**INSTRUCTIONS TO FOLLOW**
Give the listing again exactly, omitting its images.

**MATERIAL FOR THE TASK**
= = = = =

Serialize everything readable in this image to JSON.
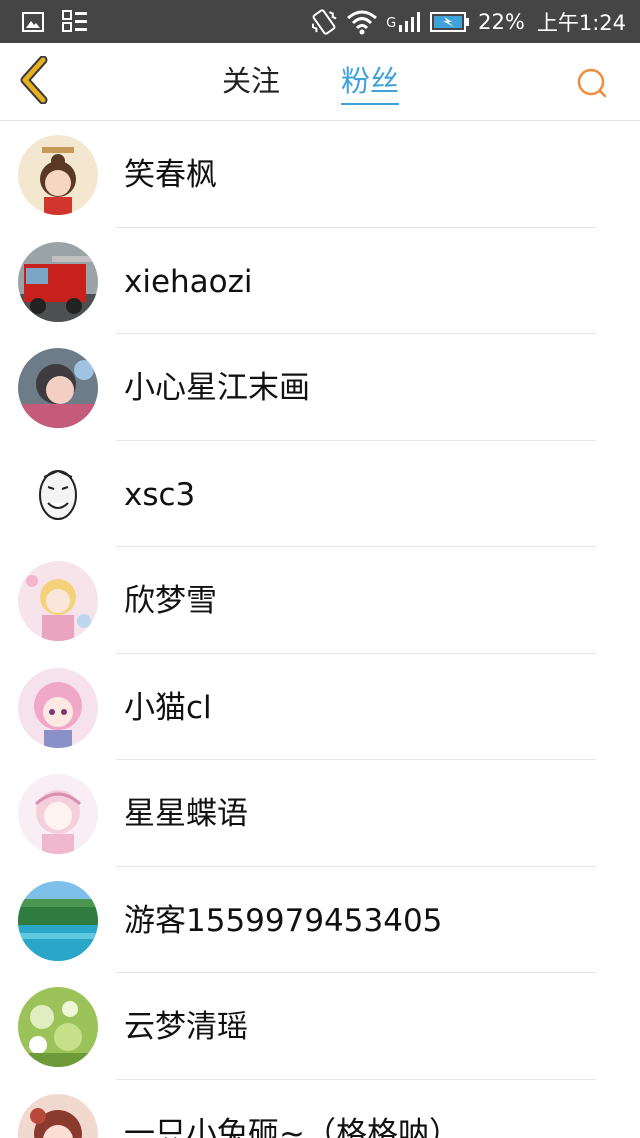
{
  "status_bar": {
    "battery_percent": "22%",
    "time": "上午1:24",
    "network_label": "G",
    "icons": [
      "gallery-icon",
      "apps-icon",
      "vibrate-icon",
      "wifi-icon",
      "signal-icon",
      "battery-icon"
    ]
  },
  "nav": {
    "tab_follow": "关注",
    "tab_fans": "粉丝",
    "active_tab": "粉丝",
    "accent_color": "#3fa2d8",
    "back_color": "#e6b020",
    "search_color": "#f08c3c"
  },
  "fans": [
    {
      "name": "笑春枫"
    },
    {
      "name": "xiehaozi"
    },
    {
      "name": "小心星江末画"
    },
    {
      "name": "xsc3"
    },
    {
      "name": "欣梦雪"
    },
    {
      "name": "小猫cl"
    },
    {
      "name": "星星蝶语"
    },
    {
      "name": "游客1559979453405"
    },
    {
      "name": "云梦清瑶"
    },
    {
      "name": "一只小兔砸~（格格呐）"
    }
  ]
}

= = = = =

**EXPECTED OUTPUT**
Serialize everything readable in this image to JSON.
{
  "status_bar": {
    "battery_percent": "22%",
    "time": "上午1:24",
    "network_label": "G",
    "icons": [
      "gallery-icon",
      "apps-icon",
      "vibrate-icon",
      "wifi-icon",
      "signal-icon",
      "battery-icon"
    ]
  },
  "nav": {
    "tab_follow": "关注",
    "tab_fans": "粉丝",
    "active_tab": "粉丝",
    "accent_color": "#3fa2d8",
    "back_color": "#e6b020",
    "search_color": "#f08c3c"
  },
  "fans": [
    {
      "name": "笑春枫"
    },
    {
      "name": "xiehaozi"
    },
    {
      "name": "小心星江末画"
    },
    {
      "name": "xsc3"
    },
    {
      "name": "欣梦雪"
    },
    {
      "name": "小猫cl"
    },
    {
      "name": "星星蝶语"
    },
    {
      "name": "游客1559979453405"
    },
    {
      "name": "云梦清瑶"
    },
    {
      "name": "一只小兔砸~（格格呐）"
    }
  ]
}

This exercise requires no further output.